**EXTRAIT DU TEXTE**.
**********

« Malheur aux vaincus » . le 1er avril 1939, Franco déclare à Burgos, « La guerra ha terminado. ». Pour échapper à la répression franquiste, de nombreux opposants se cachent, dès le début de la guerre en zone nationale, mais surtout à partir de 1939. Car la répression (exécutions, camps de concentration….) est féroce, et ne connait pas de limite, ni dans les méthodes, ni dans le temps. Trente ans après la fin de la guerre, on traque encore des hommes démocratiquement élus. Certains prennent le maquis, d'autres vivent cloitrés dans des puis, des coffres, des pièces dérobées. Ils sont devenus des taupes, et pour des décennies. La terreur pousse ces femmes et ces hommes à vivre une existence entre parenthèse, dans des conditions physiques et psychologiques terribles. C'est le prix qu'ils sont prêts à payer pour échapper à la terreur. Régulièrement, certaines taupes sont découvertes et exécutées, comme un Mallorquin connu sous le sobriquet de l'amo en Joan, caché au fond d'un puit, dénoncé par des nonnes, dont le corps fut abandonné dans une rue avec une pancarte clouée sur le front. Son crime? Avoir empêché un meeting de la Phalange dans son village en jetant des clous sur la route.
En 1969, à l'occasion des trente ans de la fin de la guerre civile, Franco promulgue le décret-loi 10/1969, par lequel il prescrit tous les « délits » commis avant le 1er avril 1939, c'est-à-dire pendant la guerre civile. Les hommes taupes qui ont survécu jusque là commencent à sortir de tous les coins d'Espagne.

**********

**DOCUMENTS PRÉSENTÉS**.

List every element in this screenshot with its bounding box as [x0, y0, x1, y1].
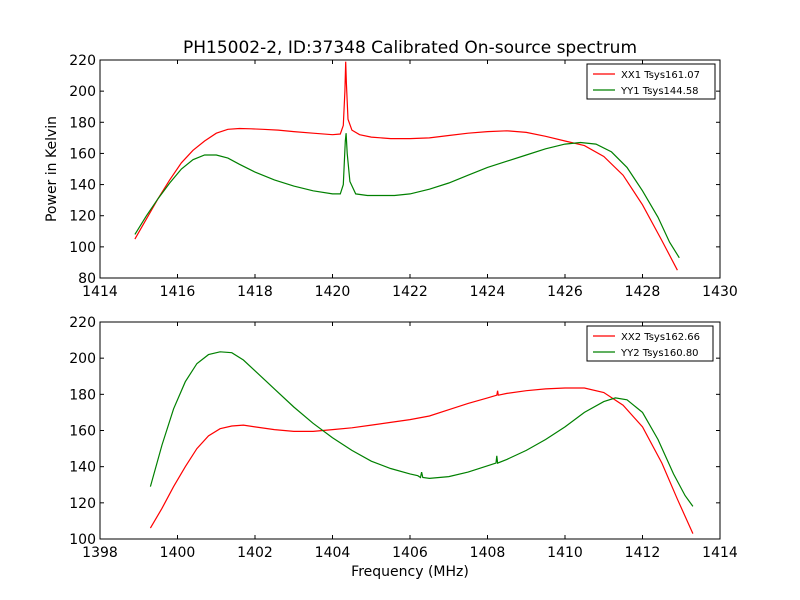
legend-entry: YY2 Tsys160.80 [620, 348, 699, 359]
y-tick-label: 180 [69, 115, 96, 131]
x-tick-label: 1414 [702, 545, 738, 561]
series-line-xx2 [149, 387, 694, 534]
bottom-panel: 1398 1400 1402 1404 1406 1408 1410 1412 1414 100 1… [69, 315, 738, 561]
series-line-yy1 [134, 133, 680, 259]
x-tick-label: 1420 [315, 284, 351, 300]
legend-entry: YY1 Tsys144.58 [620, 86, 699, 97]
y-tick-label: 120 [69, 209, 96, 225]
y-tick-label: 200 [69, 351, 96, 367]
x-tick-label: 1404 [315, 545, 351, 561]
legend: XX2 Tsys162.66 YY2 Tsys160.80 [586, 325, 714, 362]
x-tick-label: 1430 [702, 284, 738, 300]
series-line-yy2 [149, 351, 694, 507]
series-line-xx1 [134, 61, 678, 271]
y-tick-label: 140 [69, 178, 96, 194]
x-tick-label: 1416 [160, 284, 196, 300]
x-tick-label: 1414 [82, 284, 118, 300]
y-tick-label: 220 [69, 53, 96, 69]
x-tick-label: 1424 [470, 284, 506, 300]
y-tick-label: 160 [69, 424, 96, 440]
x-tick-label: 1410 [547, 545, 583, 561]
y-tick-label: 220 [69, 315, 96, 331]
y-tick-label: 140 [69, 460, 96, 476]
x-tick-label: 1402 [237, 545, 273, 561]
x-tick-label: 1408 [470, 545, 506, 561]
x-tick-label: 1422 [392, 284, 428, 300]
top-panel: 1414 1416 1418 1420 1422 1424 1426 1428 1430 80 10… [69, 53, 738, 300]
x-axis-label: Frequency (MHz) [351, 564, 469, 580]
y-tick-label: 200 [69, 84, 96, 100]
x-tick-label: 1398 [82, 545, 118, 561]
y-tick-label: 180 [69, 387, 96, 403]
x-tick-label: 1412 [625, 545, 661, 561]
legend-entry: XX2 Tsys162.66 [621, 332, 700, 343]
figure-title: PH15002-2, ID:37348 Calibrated On-source… [183, 38, 637, 58]
x-tick-label: 1406 [392, 545, 428, 561]
legend-entry: XX1 Tsys161.07 [621, 70, 700, 81]
legend-box [586, 325, 714, 362]
y-tick-label: 100 [69, 532, 96, 548]
y-axis-label: Power in Kelvin [44, 116, 60, 222]
x-tick-label: 1426 [547, 284, 583, 300]
y-tick-label: 120 [69, 496, 96, 512]
y-tick-label: 100 [69, 240, 96, 256]
legend: XX1 Tsys161.07 YY1 Tsys144.58 [586, 63, 716, 100]
x-tick-label: 1400 [160, 545, 196, 561]
x-tick-label: 1428 [625, 284, 661, 300]
y-tick-label: 160 [69, 146, 96, 162]
y-tick-label: 80 [78, 271, 96, 287]
x-tick-label: 1418 [237, 284, 273, 300]
legend-box [586, 63, 716, 100]
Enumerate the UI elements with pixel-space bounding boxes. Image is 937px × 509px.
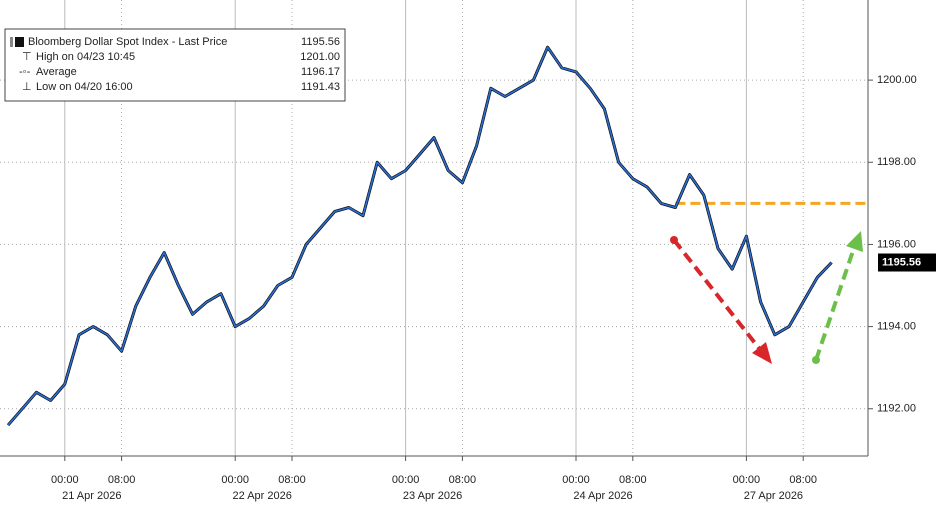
legend-icon: -◦- bbox=[19, 66, 31, 78]
x-tick-label: 00:00 bbox=[221, 474, 249, 486]
x-day-label: 22 Apr 2026 bbox=[233, 490, 292, 502]
arrow-shaft bbox=[814, 244, 857, 361]
x-day-label: 27 Apr 2026 bbox=[744, 490, 803, 502]
x-tick-label: 00:00 bbox=[51, 474, 79, 486]
x-tick-label: 00:00 bbox=[733, 474, 761, 486]
legend-row-value: 1196.17 bbox=[301, 66, 340, 78]
x-day-label: 21 Apr 2026 bbox=[62, 490, 121, 502]
x-tick-label: 08:00 bbox=[108, 474, 136, 486]
legend-box bbox=[4, 28, 346, 102]
y-tick-label: 1200.00 bbox=[877, 74, 917, 86]
legend-value: 1195.56 bbox=[301, 36, 340, 48]
legend-icon: ⊥ bbox=[22, 81, 32, 93]
last-price-box bbox=[878, 253, 936, 272]
legend: Bloomberg Dollar Spot Index - Last Price… bbox=[4, 28, 346, 102]
x-tick-label: 08:00 bbox=[619, 474, 647, 486]
legend-row-name: Average bbox=[36, 66, 77, 78]
arrow-head bbox=[752, 342, 772, 364]
y-tick-label: 1196.00 bbox=[877, 238, 916, 250]
down-arrow bbox=[670, 236, 772, 364]
legend-row-value: 1191.43 bbox=[301, 81, 340, 93]
plot bbox=[6, 45, 866, 427]
x-tick-label: 08:00 bbox=[789, 474, 817, 486]
arrow-start bbox=[812, 356, 820, 364]
x-tick-label: 00:00 bbox=[562, 474, 590, 486]
y-tick-label: 1192.00 bbox=[877, 403, 916, 415]
arrow-start bbox=[670, 236, 678, 244]
legend-row-value: 1201.00 bbox=[300, 51, 340, 63]
x-tick-label: 08:00 bbox=[278, 474, 306, 486]
legend-icon bbox=[10, 37, 13, 47]
x-day-label: 24 Apr 2026 bbox=[573, 490, 632, 502]
x-day-label: 23 Apr 2026 bbox=[403, 490, 462, 502]
arrow-shaft bbox=[672, 238, 764, 354]
up-arrow bbox=[812, 231, 863, 364]
last-price-label: 1195.56 bbox=[882, 256, 921, 268]
x-tick-label: 08:00 bbox=[449, 474, 477, 486]
legend-row-name: High on 04/23 10:45 bbox=[36, 51, 135, 63]
y-tick-label: 1198.00 bbox=[877, 156, 916, 168]
legend-icon bbox=[15, 37, 24, 47]
legend-title: Bloomberg Dollar Spot Index - Last Price bbox=[28, 36, 227, 48]
price-line bbox=[7, 46, 833, 426]
y-tick-label: 1194.00 bbox=[877, 321, 916, 333]
legend-icon: ⊤ bbox=[22, 51, 32, 63]
x-tick-label: 00:00 bbox=[392, 474, 420, 486]
legend-row-name: Low on 04/20 16:00 bbox=[36, 81, 133, 93]
arrow-head bbox=[846, 231, 863, 252]
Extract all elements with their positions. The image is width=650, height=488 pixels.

**********

**À FAIRE**.
**a)** D'après l'extrait sur les hommes taupes, qu'est-il arrivé à l'amo en Joan à partir de sa dénonciation ? Énumérez ces faits.
**b)** Selon l'extrait sur les hommes taupes, que prescrit le décret-loi 10/1969 ?
**c)** Réécrivez le passage de l'extrait sur les hommes taupes qui commence par « En 1969, à l'occasion » et se termine par « les coins d'Espagne. », en remplaçant « délits » par « crimes ».

**RÉPONSES**.
**a)**
- Il a été dénoncé par des nonnes.
- Il a été découvert et exécuté.
- Son corps a été abandonné dans une rue.
- Une pancarte était clouée sur son front.

**b)** Il prescrit tous les « délits » commis avant le 1er avril 1939, c'est-à-dire pendant la guerre civile.

**c)**
En 1969, à l'occasion des trente ans de la fin de la guerre civile, Franco promulgue le décret-loi 10/1969, par lequel il prescrit tous les « crimes » commis avant le 1er avril 1939, c'est-à-dire pendant la guerre civile. Les hommes taupes qui ont survécu jusque là commencent à sortir de tous les coins d'Espagne.